◆ Work required: Report each line of the data that has "Ordinance" somewhere in it.

□ □ □ □ □ □ □

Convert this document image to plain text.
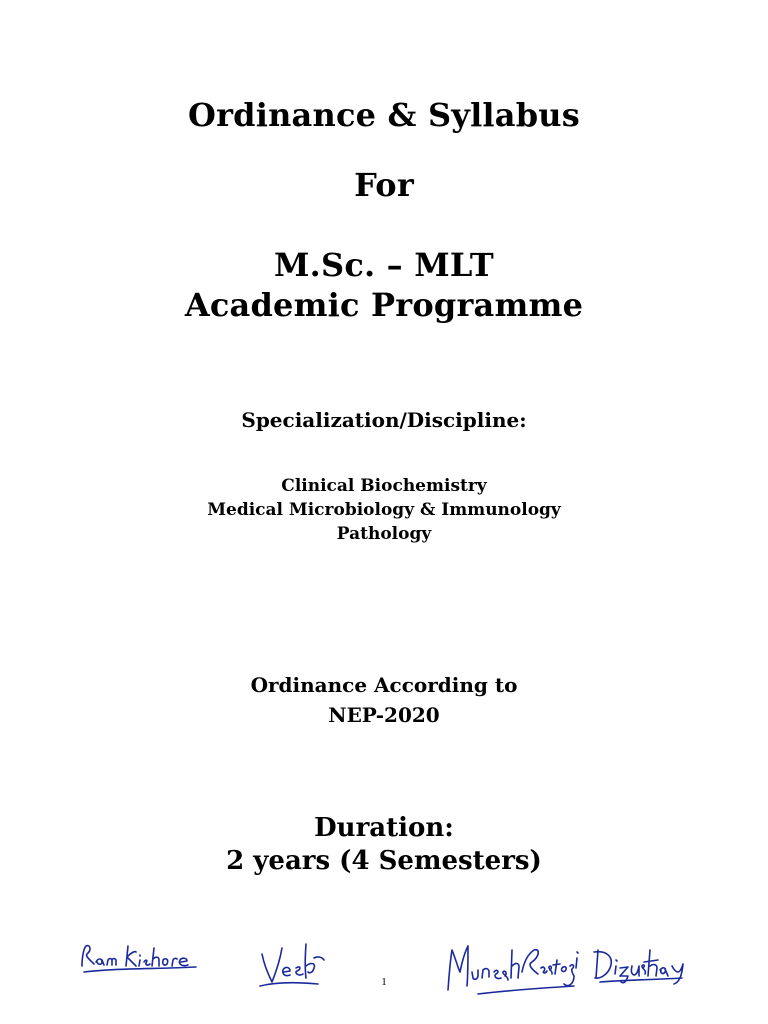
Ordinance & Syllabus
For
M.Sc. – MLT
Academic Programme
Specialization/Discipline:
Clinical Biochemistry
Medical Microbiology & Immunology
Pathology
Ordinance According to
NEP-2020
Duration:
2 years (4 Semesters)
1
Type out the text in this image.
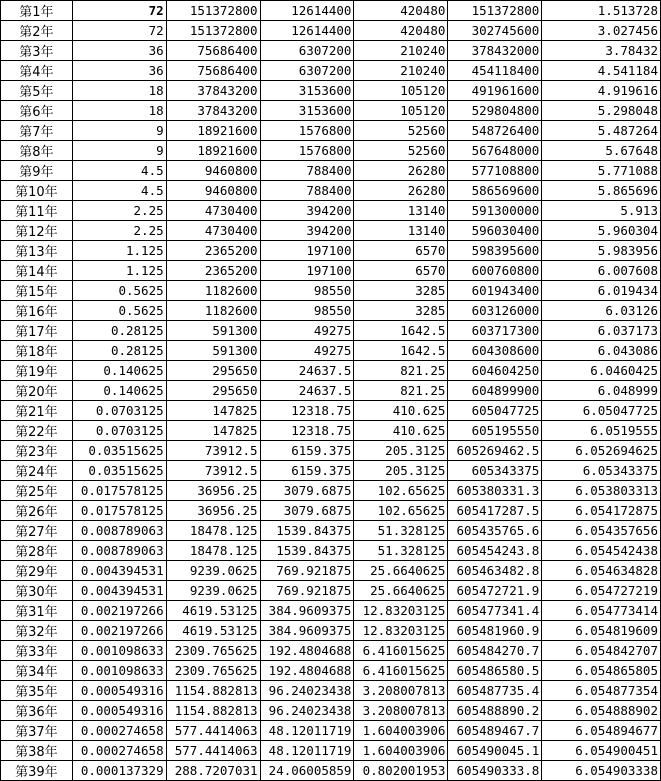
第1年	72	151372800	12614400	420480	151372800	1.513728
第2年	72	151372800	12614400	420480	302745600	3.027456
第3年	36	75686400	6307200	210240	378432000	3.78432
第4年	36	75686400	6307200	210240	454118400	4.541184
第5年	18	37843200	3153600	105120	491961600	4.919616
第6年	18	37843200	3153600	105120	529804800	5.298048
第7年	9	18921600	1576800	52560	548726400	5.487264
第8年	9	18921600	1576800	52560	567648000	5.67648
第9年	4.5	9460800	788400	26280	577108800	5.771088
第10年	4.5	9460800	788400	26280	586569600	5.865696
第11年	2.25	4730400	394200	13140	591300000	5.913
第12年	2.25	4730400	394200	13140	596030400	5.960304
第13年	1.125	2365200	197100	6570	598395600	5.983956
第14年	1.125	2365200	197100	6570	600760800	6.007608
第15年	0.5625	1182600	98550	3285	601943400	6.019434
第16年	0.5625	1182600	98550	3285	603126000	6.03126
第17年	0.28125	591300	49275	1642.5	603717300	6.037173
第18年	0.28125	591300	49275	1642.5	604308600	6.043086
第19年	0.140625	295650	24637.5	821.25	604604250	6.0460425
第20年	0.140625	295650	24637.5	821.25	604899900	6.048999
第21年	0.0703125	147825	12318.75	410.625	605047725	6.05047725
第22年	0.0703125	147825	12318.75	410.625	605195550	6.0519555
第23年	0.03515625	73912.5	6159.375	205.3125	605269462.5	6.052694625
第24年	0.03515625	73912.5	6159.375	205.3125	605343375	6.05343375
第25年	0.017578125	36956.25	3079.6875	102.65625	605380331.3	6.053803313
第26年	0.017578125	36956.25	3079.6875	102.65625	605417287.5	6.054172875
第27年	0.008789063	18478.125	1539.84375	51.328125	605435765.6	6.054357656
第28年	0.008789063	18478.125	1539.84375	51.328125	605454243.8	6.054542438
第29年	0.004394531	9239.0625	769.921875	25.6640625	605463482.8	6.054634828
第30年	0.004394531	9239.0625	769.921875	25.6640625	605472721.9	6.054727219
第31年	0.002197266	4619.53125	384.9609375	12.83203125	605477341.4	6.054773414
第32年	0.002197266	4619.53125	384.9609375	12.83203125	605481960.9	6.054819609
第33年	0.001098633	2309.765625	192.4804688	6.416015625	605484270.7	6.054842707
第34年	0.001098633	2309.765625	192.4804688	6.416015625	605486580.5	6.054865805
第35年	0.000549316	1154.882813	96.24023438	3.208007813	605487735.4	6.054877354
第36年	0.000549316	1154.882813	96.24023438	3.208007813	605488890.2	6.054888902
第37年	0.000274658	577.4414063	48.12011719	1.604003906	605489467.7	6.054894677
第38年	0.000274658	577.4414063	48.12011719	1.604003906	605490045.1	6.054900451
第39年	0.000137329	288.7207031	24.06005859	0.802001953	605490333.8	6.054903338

□ □ □ □ □ □ □

◆ Correct result:
Ordinance & Syllabus
Ordinance According to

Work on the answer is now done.